**Objective**
Without the pictures, return all of the material exactly as written.

**Data for this exercise**
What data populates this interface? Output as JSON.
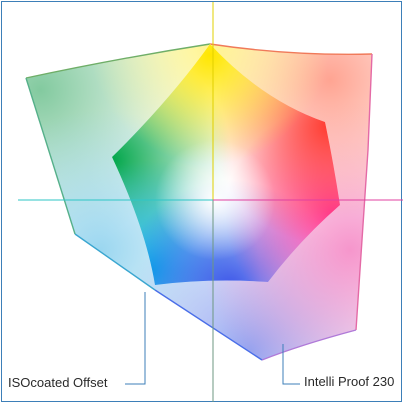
{
  "labels": {
    "outer_gamut": "Intelli Proof 230",
    "inner_gamut": "ISOcoated Offset"
  },
  "colors": {
    "frame": "#3d7fb8",
    "axis_vertical": "#e0d000",
    "axis_horizontal_left": "#2ec6c6",
    "axis_horizontal_right": "#e040a0",
    "leader_line": "#3d7fb8",
    "yellow": "#ffe600",
    "red": "#ff3a2e",
    "magenta": "#ff2aa0",
    "blue": "#2a4cff",
    "cyan": "#00b0e8",
    "green": "#00a64a",
    "white_point": "#ffffff"
  }
}
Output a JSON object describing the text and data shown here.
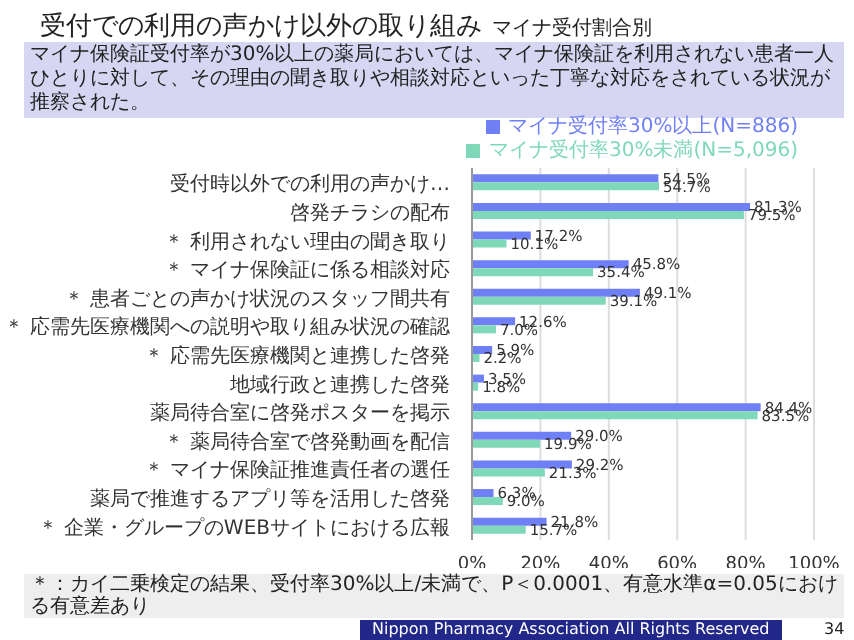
{
  "chart_data": {
    "type": "bar",
    "orientation": "horizontal",
    "title": "受付での利用の声かけ以外の取り組み",
    "subtitle": "マイナ受付割合別",
    "categories": [
      "受付時以外での利用の声かけ…",
      "啓発チラシの配布",
      "＊ 利用されない理由の聞き取り",
      "＊ マイナ保険証に係る相談対応",
      "＊ 患者ごとの声かけ状況のスタッフ間共有",
      "＊ 応需先医療機関への説明や取り組み状況の確認",
      "＊ 応需先医療機関と連携した啓発",
      "地域行政と連携した啓発",
      "薬局待合室に啓発ポスターを掲示",
      "＊ 薬局待合室で啓発動画を配信",
      "＊ マイナ保険証推進責任者の選任",
      "薬局で推進するアプリ等を活用した啓発",
      "＊ 企業・グループのWEBサイトにおける広報"
    ],
    "series": [
      {
        "name": "マイナ受付率30%以上(N=886)",
        "color": "#6f7ff5",
        "values": [
          54.5,
          81.3,
          17.2,
          45.8,
          49.1,
          12.6,
          5.9,
          3.5,
          84.4,
          29.0,
          29.2,
          6.3,
          21.8
        ],
        "value_labels": [
          "54.5%",
          "81.3%",
          "17.2%",
          "45.8%",
          "49.1%",
          "12.6%",
          "5.9%",
          "3.5%",
          "84.4%",
          "29.0%",
          "29.2%",
          "6.3%",
          "21.8%"
        ]
      },
      {
        "name": "マイナ受付率30%未満(N=5,096)",
        "color": "#7fd8b8",
        "values": [
          54.7,
          79.5,
          10.1,
          35.4,
          39.1,
          7.0,
          2.2,
          1.8,
          83.5,
          19.9,
          21.3,
          9.0,
          15.7
        ],
        "value_labels": [
          "54.7%",
          "79.5%",
          "10.1%",
          "35.4%",
          "39.1%",
          "7.0%",
          "2.2%",
          "1.8%",
          "83.5%",
          "19.9%",
          "21.3%",
          "9.0%",
          "15.7%"
        ]
      }
    ],
    "xlim": [
      0,
      100
    ],
    "xticks": [
      {
        "value": 0,
        "label": "0%"
      },
      {
        "value": 20,
        "label": "20%"
      },
      {
        "value": 40,
        "label": "40%"
      },
      {
        "value": 60,
        "label": "60%"
      },
      {
        "value": 80,
        "label": "80%"
      },
      {
        "value": 100,
        "label": "100%"
      }
    ],
    "grid": "x",
    "legend": "top right",
    "annotations": [
      "マイナ保険証受付率が30%以上の薬局においては、マイナ保険証を利用されない患者一人ひとりに対して、その理由の聞き取りや相談対応といった丁寧な対応をされている状況が推察された。",
      "＊：カイ二乗検定の結果、受付率30%以上/未満で、P＜0.0001、有意水準α=0.05における有意差あり",
      "Nippon Pharmacy Association All Rights Reserved",
      "34"
    ]
  }
}
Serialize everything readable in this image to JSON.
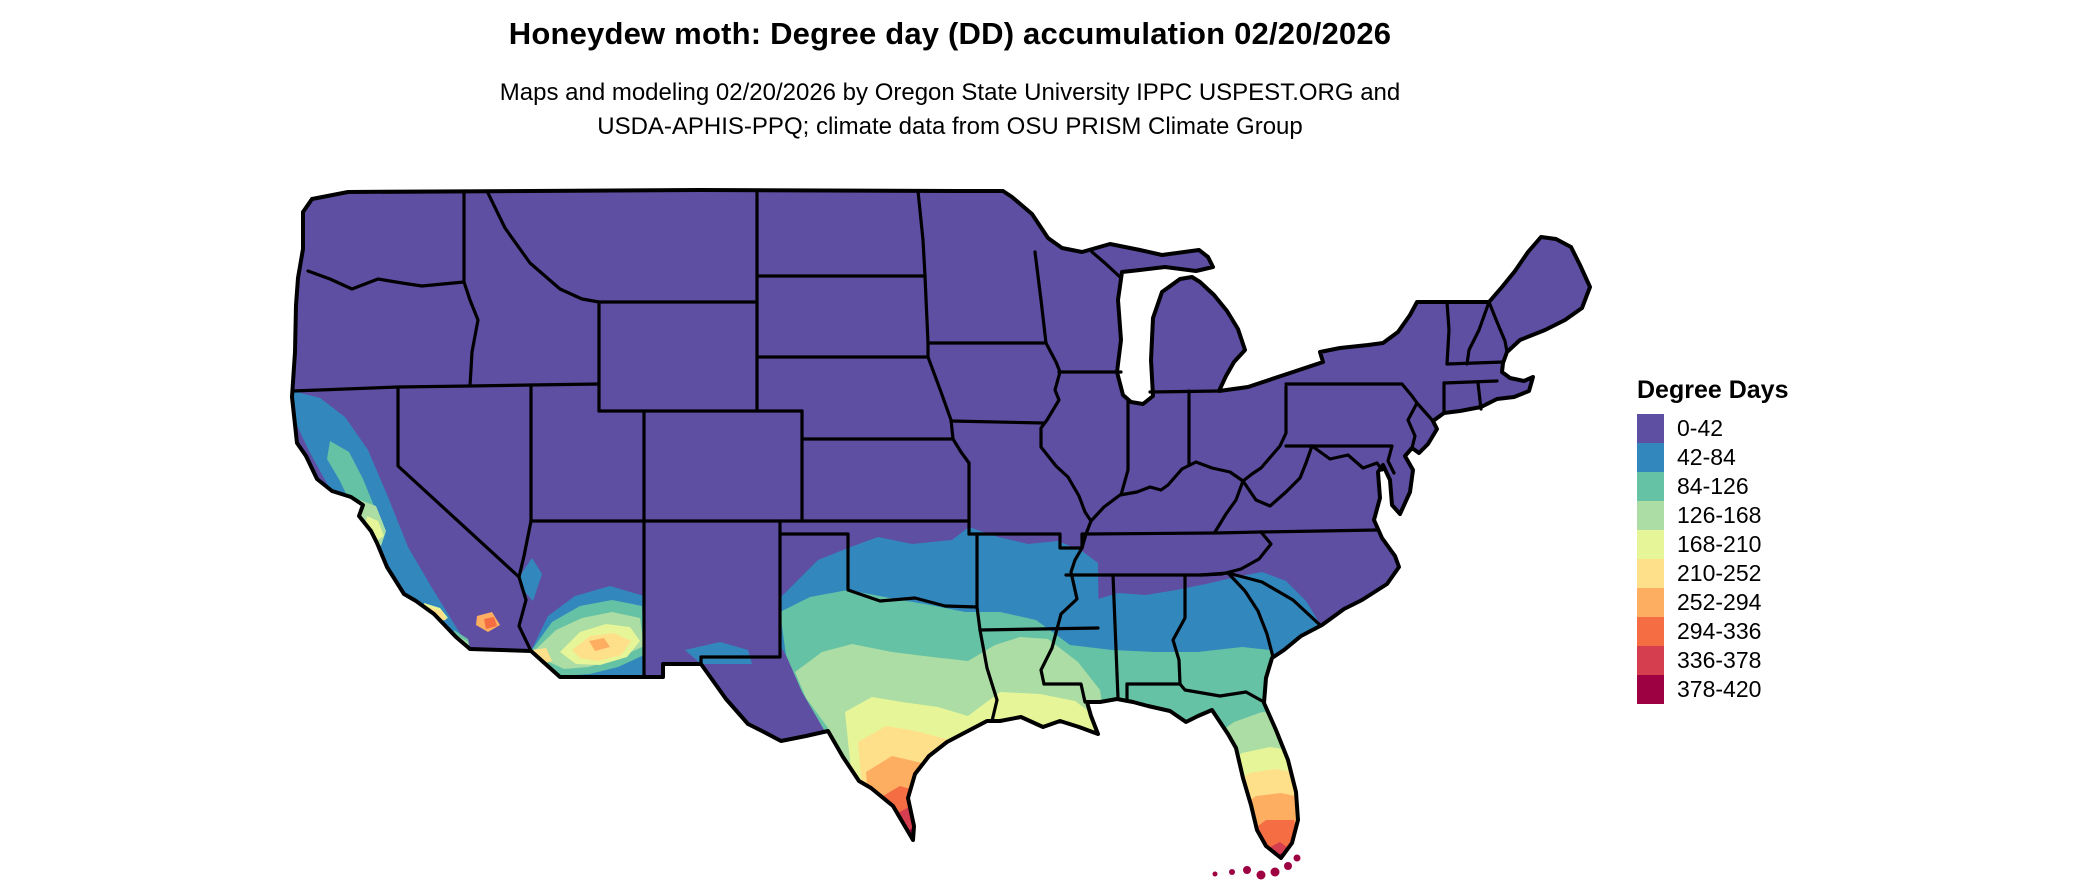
{
  "title": "Honeydew moth: Degree day (DD) accumulation 02/20/2026",
  "subtitle": {
    "line1": "Maps and modeling 02/20/2026 by Oregon State University IPPC USPEST.ORG and",
    "line2": "USDA-APHIS-PPQ; climate data from OSU PRISM Climate Group"
  },
  "legend": {
    "title": "Degree Days",
    "classes": [
      {
        "label": "0-42",
        "color": "#5e4fa2"
      },
      {
        "label": "42-84",
        "color": "#3288bd"
      },
      {
        "label": "84-126",
        "color": "#66c2a5"
      },
      {
        "label": "126-168",
        "color": "#abdda4"
      },
      {
        "label": "168-210",
        "color": "#e6f598"
      },
      {
        "label": "210-252",
        "color": "#fee08b"
      },
      {
        "label": "252-294",
        "color": "#fdae61"
      },
      {
        "label": "294-336",
        "color": "#f46d43"
      },
      {
        "label": "336-378",
        "color": "#d53e4f"
      },
      {
        "label": "378-420",
        "color": "#9e0142"
      }
    ]
  },
  "map": {
    "region": "Continental United States",
    "base_color": "#5e4fa2",
    "state_border_color": "#000000",
    "background_color": "#ffffff",
    "water_color": "#ffffff"
  },
  "chart_data": {
    "type": "choropleth-map",
    "variable": "Degree day (DD) accumulation",
    "species": "Honeydew moth",
    "date": "02/20/2026",
    "classes": [
      "0-42",
      "42-84",
      "84-126",
      "126-168",
      "168-210",
      "210-252",
      "252-294",
      "294-336",
      "336-378",
      "378-420"
    ],
    "palette": [
      "#5e4fa2",
      "#3288bd",
      "#66c2a5",
      "#abdda4",
      "#e6f598",
      "#fee08b",
      "#fdae61",
      "#f46d43",
      "#d53e4f",
      "#9e0142"
    ],
    "legend_position": "right",
    "regional_pattern": {
      "0-42": "Most of CONUS: Northwest, Rockies, northern Plains, Midwest, Northeast, Appalachians, west Texas",
      "42-84": "Coastal and valley California, southern Nevada, Oklahoma and north Texas, southern Arkansas, central Mississippi-Alabama-Georgia band, coastal South Carolina",
      "84-126": "California Central Valley core, central Arizona, central Texas, northern Louisiana, Gulf-state coastal band, Florida panhandle",
      "126-168": "South-central Texas, most of Louisiana, southern Arizona, north-central Florida peninsula",
      "168-210": "Texas coastal plain, southern Louisiana, Phoenix area Arizona, central Florida",
      "210-252": "South Texas, central-south Florida",
      "252-294": "Deep south Texas, Imperial Valley California, southern Florida",
      "294-336": "Rio Grande Valley Texas, Miami and southwest Florida",
      "336-378": "Extreme southern tip of Texas, southern tip of Florida",
      "378-420": "Florida Keys"
    }
  }
}
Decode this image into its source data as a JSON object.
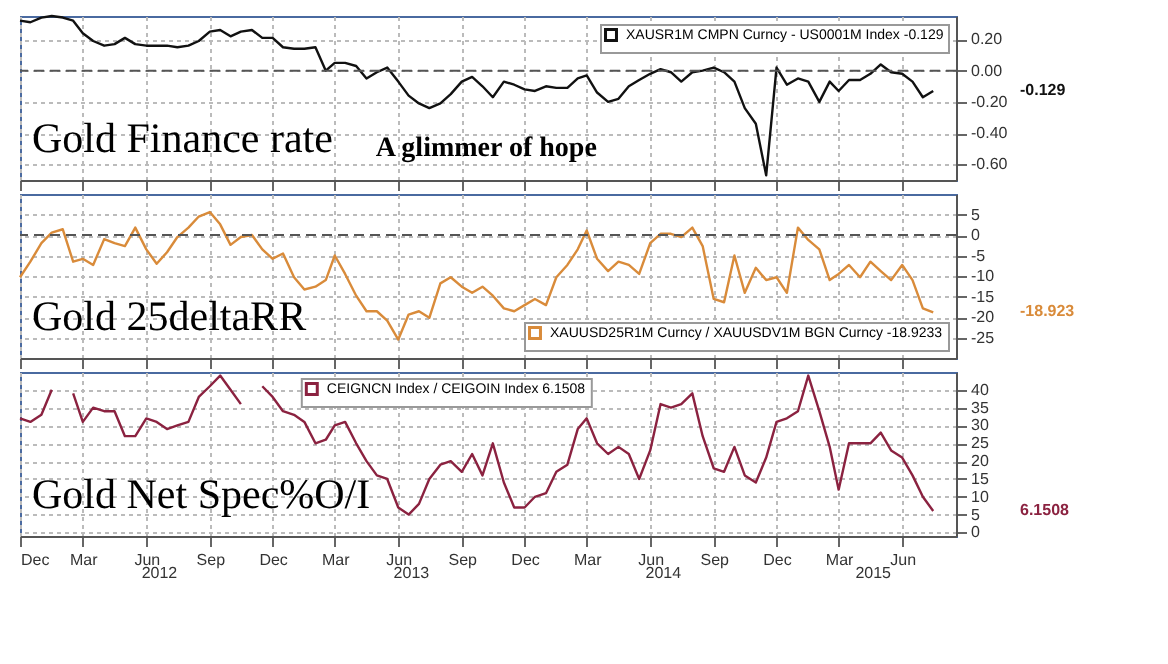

**Final result**
What data populates this interface? Output as JSON.
{
  "labels": {
    "outer_gamut": "Intelli Proof 230",
    "inner_gamut": "ISOcoated Offset"
  },
  "colors": {
    "frame": "#3d7fb8",
    "axis_vertical": "#e0d000",
    "axis_horizontal_left": "#2ec6c6",
    "axis_horizontal_right": "#e040a0",
    "leader_line": "#3d7fb8",
    "yellow": "#ffe600",
    "red": "#ff3a2e",
    "magenta": "#ff2aa0",
    "blue": "#2a4cff",
    "cyan": "#00b0e8",
    "green": "#00a64a",
    "white_point": "#ffffff"
  }
}
Output a JSON object describing the text and data shown here.
{
  "chart_data": {
    "type": "bar",
    "orientation": "horizontal",
    "title": "受付での利用の声かけ以外の取り組み",
    "subtitle": "マイナ受付割合別",
    "categories": [
      "受付時以外での利用の声かけ…",
      "啓発チラシの配布",
      "＊ 利用されない理由の聞き取り",
      "＊ マイナ保険証に係る相談対応",
      "＊ 患者ごとの声かけ状況のスタッフ間共有",
      "＊ 応需先医療機関への説明や取り組み状況の確認",
      "＊ 応需先医療機関と連携した啓発",
      "地域行政と連携した啓発",
      "薬局待合室に啓発ポスターを掲示",
      "＊ 薬局待合室で啓発動画を配信",
      "＊ マイナ保険証推進責任者の選任",
      "薬局で推進するアプリ等を活用した啓発",
      "＊ 企業・グループのWEBサイトにおける広報"
    ],
    "series": [
      {
        "name": "マイナ受付率30%以上(N=886)",
        "color": "#6f7ff5",
        "values": [
          54.5,
          81.3,
          17.2,
          45.8,
          49.1,
          12.6,
          5.9,
          3.5,
          84.4,
          29.0,
          29.2,
          6.3,
          21.8
        ],
        "value_labels": [
          "54.5%",
          "81.3%",
          "17.2%",
          "45.8%",
          "49.1%",
          "12.6%",
          "5.9%",
          "3.5%",
          "84.4%",
          "29.0%",
          "29.2%",
          "6.3%",
          "21.8%"
        ]
      },
      {
        "name": "マイナ受付率30%未満(N=5,096)",
        "color": "#7fd8b8",
        "values": [
          54.7,
          79.5,
          10.1,
          35.4,
          39.1,
          7.0,
          2.2,
          1.8,
          83.5,
          19.9,
          21.3,
          9.0,
          15.7
        ],
        "value_labels": [
          "54.7%",
          "79.5%",
          "10.1%",
          "35.4%",
          "39.1%",
          "7.0%",
          "2.2%",
          "1.8%",
          "83.5%",
          "19.9%",
          "21.3%",
          "9.0%",
          "15.7%"
        ]
      }
    ],
    "xlim": [
      0,
      100
    ],
    "xticks": [
      {
        "value": 0,
        "label": "0%"
      },
      {
        "value": 20,
        "label": "20%"
      },
      {
        "value": 40,
        "label": "40%"
      },
      {
        "value": 60,
        "label": "60%"
      },
      {
        "value": 80,
        "label": "80%"
      },
      {
        "value": 100,
        "label": "100%"
      }
    ],
    "grid": "x",
    "legend": "top right",
    "annotations": [
      "マイナ保険証受付率が30%以上の薬局においては、マイナ保険証を利用されない患者一人ひとりに対して、その理由の聞き取りや相談対応といった丁寧な対応をされている状況が推察された。",
      "＊：カイ二乗検定の結果、受付率30%以上/未満で、P＜0.0001、有意水準α=0.05における有意差あり",
      "Nippon Pharmacy Association All Rights Reserved",
      "34"
    ]
  }
}
Serialize everything readable in this image to JSON.
{
  "title": "Honeydew moth: Degree day (DD) accumulation 02/20/2026",
  "subtitle": {
    "line1": "Maps and modeling 02/20/2026 by Oregon State University IPPC USPEST.ORG and",
    "line2": "USDA-APHIS-PPQ; climate data from OSU PRISM Climate Group"
  },
  "legend": {
    "title": "Degree Days",
    "classes": [
      {
        "label": "0-42",
        "color": "#5e4fa2"
      },
      {
        "label": "42-84",
        "color": "#3288bd"
      },
      {
        "label": "84-126",
        "color": "#66c2a5"
      },
      {
        "label": "126-168",
        "color": "#abdda4"
      },
      {
        "label": "168-210",
        "color": "#e6f598"
      },
      {
        "label": "210-252",
        "color": "#fee08b"
      },
      {
        "label": "252-294",
        "color": "#fdae61"
      },
      {
        "label": "294-336",
        "color": "#f46d43"
      },
      {
        "label": "336-378",
        "color": "#d53e4f"
      },
      {
        "label": "378-420",
        "color": "#9e0142"
      }
    ]
  },
  "map": {
    "region": "Continental United States",
    "base_color": "#5e4fa2",
    "state_border_color": "#000000",
    "background_color": "#ffffff",
    "water_color": "#ffffff"
  },
  "chart_data": {
    "type": "choropleth-map",
    "variable": "Degree day (DD) accumulation",
    "species": "Honeydew moth",
    "date": "02/20/2026",
    "classes": [
      "0-42",
      "42-84",
      "84-126",
      "126-168",
      "168-210",
      "210-252",
      "252-294",
      "294-336",
      "336-378",
      "378-420"
    ],
    "palette": [
      "#5e4fa2",
      "#3288bd",
      "#66c2a5",
      "#abdda4",
      "#e6f598",
      "#fee08b",
      "#fdae61",
      "#f46d43",
      "#d53e4f",
      "#9e0142"
    ],
    "legend_position": "right",
    "regional_pattern": {
      "0-42": "Most of CONUS: Northwest, Rockies, northern Plains, Midwest, Northeast, Appalachians, west Texas",
      "42-84": "Coastal and valley California, southern Nevada, Oklahoma and north Texas, southern Arkansas, central Mississippi-Alabama-Georgia band, coastal South Carolina",
      "84-126": "California Central Valley core, central Arizona, central Texas, northern Louisiana, Gulf-state coastal band, Florida panhandle",
      "126-168": "South-central Texas, most of Louisiana, southern Arizona, north-central Florida peninsula",
      "168-210": "Texas coastal plain, southern Louisiana, Phoenix area Arizona, central Florida",
      "210-252": "South Texas, central-south Florida",
      "252-294": "Deep south Texas, Imperial Valley California, southern Florida",
      "294-336": "Rio Grande Valley Texas, Miami and southwest Florida",
      "336-378": "Extreme southern tip of Texas, southern tip of Florida",
      "378-420": "Florida Keys"
    }
  }
}
Decode this image into its source data as a JSON object.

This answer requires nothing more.